• Task to complete
Return each line of the records holding the string "JSON".

-- Begin --

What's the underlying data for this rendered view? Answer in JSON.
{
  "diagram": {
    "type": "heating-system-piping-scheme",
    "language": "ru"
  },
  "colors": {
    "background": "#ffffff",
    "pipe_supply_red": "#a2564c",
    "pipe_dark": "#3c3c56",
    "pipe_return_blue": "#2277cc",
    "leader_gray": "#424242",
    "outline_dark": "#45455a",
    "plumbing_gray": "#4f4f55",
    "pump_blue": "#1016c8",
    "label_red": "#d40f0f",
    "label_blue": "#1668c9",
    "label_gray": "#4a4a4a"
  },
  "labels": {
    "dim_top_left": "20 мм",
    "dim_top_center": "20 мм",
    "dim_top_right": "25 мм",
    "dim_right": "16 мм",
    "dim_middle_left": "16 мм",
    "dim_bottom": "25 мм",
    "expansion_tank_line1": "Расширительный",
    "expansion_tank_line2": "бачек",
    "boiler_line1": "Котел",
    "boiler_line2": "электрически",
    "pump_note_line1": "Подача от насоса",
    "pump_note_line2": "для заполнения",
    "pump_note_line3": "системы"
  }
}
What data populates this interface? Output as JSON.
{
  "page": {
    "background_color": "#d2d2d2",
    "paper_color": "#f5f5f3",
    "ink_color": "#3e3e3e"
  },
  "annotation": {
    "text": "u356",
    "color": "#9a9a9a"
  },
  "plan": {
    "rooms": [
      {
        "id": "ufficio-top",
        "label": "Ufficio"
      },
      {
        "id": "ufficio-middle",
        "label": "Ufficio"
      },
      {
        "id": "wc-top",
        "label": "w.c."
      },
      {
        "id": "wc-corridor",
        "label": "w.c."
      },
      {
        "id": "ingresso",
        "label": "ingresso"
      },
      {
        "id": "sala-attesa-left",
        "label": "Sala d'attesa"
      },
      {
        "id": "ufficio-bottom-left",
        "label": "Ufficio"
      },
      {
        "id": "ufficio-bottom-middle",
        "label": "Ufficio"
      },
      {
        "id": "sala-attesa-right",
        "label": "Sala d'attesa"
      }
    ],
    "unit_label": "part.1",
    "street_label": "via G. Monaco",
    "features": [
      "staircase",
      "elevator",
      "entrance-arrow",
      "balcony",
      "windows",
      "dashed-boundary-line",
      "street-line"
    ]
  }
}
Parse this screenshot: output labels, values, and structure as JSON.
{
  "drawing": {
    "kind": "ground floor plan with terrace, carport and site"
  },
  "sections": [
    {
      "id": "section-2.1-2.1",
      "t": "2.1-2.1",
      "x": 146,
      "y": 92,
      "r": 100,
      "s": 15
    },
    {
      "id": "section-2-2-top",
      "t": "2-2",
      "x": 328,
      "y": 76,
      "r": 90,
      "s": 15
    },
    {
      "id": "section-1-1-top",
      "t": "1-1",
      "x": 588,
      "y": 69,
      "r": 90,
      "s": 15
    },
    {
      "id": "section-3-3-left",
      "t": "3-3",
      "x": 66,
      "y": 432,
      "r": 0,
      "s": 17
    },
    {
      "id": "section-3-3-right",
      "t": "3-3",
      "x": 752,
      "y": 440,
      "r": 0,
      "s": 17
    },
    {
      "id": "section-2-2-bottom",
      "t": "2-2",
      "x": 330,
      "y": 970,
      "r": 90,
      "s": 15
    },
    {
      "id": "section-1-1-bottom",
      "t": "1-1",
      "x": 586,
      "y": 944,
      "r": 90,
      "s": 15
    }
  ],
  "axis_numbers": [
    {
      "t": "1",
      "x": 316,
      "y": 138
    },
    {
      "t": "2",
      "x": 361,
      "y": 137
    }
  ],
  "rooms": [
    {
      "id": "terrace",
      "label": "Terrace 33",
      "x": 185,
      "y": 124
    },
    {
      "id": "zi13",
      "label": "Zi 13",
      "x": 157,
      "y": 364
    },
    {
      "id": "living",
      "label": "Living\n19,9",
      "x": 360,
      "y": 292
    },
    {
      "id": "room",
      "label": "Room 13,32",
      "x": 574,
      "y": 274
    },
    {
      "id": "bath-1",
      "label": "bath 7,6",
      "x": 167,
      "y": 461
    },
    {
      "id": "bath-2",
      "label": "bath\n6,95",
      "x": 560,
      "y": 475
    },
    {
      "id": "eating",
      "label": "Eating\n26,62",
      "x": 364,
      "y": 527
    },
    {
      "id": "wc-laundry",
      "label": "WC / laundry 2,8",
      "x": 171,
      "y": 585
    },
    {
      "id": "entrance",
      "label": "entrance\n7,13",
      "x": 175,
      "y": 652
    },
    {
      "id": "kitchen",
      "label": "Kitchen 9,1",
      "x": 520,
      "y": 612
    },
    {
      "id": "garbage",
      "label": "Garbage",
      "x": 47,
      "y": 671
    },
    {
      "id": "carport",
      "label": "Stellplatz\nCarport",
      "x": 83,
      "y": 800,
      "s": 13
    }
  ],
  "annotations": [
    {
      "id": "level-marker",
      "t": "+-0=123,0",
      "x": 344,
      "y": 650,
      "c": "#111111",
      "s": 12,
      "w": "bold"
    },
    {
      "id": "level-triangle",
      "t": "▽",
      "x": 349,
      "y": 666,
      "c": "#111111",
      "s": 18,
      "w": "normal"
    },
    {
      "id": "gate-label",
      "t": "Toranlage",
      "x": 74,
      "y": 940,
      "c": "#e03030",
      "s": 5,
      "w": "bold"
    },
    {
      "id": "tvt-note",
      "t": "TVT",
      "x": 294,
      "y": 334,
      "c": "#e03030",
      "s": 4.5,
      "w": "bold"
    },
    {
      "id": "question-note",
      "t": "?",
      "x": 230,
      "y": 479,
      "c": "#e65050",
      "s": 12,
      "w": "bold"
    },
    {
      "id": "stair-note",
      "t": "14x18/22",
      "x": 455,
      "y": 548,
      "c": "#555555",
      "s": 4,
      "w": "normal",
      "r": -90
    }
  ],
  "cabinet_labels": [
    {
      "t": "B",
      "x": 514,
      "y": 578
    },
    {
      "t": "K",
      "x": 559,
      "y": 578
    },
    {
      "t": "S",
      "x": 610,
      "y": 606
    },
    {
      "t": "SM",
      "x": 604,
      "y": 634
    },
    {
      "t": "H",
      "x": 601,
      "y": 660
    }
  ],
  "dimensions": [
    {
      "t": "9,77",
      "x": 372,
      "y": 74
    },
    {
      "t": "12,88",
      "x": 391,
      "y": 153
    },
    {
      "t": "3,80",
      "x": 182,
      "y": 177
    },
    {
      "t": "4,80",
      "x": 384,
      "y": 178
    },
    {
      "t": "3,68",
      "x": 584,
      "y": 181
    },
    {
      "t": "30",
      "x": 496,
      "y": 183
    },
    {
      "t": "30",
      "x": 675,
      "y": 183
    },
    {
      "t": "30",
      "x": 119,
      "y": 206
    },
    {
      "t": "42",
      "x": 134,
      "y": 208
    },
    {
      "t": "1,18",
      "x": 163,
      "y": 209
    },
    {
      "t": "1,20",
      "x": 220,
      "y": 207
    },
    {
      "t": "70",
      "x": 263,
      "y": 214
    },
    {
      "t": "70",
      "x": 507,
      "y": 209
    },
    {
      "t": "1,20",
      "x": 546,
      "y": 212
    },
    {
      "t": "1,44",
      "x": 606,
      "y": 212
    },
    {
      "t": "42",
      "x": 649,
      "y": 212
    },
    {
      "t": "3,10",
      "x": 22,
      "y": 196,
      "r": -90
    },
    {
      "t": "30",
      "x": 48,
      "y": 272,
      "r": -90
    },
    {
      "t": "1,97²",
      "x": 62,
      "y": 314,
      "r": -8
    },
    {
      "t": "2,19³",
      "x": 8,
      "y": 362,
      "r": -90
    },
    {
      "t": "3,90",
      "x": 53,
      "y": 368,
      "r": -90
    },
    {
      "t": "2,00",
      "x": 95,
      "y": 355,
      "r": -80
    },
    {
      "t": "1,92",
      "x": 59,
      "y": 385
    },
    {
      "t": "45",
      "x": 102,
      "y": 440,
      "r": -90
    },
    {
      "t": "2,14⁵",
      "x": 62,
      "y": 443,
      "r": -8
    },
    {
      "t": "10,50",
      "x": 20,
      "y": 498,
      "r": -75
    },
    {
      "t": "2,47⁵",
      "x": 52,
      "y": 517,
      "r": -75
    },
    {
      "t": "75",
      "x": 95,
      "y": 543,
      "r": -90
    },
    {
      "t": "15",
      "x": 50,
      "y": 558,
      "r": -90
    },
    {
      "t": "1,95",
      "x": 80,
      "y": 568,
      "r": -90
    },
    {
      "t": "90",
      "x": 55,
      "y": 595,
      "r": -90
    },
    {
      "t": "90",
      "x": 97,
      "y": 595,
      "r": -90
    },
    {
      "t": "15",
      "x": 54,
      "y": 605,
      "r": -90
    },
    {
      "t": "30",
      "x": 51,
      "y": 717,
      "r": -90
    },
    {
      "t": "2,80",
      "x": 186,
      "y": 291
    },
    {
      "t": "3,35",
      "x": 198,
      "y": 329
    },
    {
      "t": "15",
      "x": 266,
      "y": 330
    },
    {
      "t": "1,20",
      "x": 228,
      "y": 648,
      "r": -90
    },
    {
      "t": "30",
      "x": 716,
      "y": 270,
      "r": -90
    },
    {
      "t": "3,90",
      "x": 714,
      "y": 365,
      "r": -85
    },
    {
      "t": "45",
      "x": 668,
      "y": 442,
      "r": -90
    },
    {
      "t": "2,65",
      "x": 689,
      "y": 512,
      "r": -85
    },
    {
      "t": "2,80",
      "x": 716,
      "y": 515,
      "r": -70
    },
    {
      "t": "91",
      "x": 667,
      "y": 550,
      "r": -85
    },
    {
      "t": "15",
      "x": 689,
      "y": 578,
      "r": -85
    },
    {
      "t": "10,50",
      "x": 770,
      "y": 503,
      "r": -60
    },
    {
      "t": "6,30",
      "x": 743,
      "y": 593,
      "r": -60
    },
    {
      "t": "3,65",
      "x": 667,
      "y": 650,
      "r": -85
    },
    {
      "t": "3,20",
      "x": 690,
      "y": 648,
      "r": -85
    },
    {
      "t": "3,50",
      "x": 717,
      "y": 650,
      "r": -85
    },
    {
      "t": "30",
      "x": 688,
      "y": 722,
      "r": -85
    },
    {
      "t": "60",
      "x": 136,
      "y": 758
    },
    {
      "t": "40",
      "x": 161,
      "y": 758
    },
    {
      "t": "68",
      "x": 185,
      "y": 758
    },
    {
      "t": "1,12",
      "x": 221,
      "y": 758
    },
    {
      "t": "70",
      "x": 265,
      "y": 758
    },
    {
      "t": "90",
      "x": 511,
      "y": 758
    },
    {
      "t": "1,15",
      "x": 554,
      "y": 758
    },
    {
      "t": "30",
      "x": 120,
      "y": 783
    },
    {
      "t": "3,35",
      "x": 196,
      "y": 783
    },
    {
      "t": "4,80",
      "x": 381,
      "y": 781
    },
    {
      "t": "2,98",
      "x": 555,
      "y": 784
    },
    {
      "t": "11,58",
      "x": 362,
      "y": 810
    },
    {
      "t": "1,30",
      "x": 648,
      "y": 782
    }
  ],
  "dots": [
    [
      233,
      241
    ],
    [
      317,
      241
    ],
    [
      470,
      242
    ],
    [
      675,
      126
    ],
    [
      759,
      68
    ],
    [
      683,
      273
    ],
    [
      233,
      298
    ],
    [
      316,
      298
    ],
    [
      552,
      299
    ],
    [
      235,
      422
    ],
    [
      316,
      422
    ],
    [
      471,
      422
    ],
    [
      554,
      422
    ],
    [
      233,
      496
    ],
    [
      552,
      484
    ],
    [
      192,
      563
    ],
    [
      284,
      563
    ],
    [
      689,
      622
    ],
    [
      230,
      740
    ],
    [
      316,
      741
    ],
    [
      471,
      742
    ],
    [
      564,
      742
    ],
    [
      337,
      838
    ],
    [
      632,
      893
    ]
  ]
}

-- End --

• Exercise result
What's the underlying data for this rendered view? Answer in JSON.
What data populates this interface? Output as JSON.
Parse this screenshot: output labels, values, and structure as JSON.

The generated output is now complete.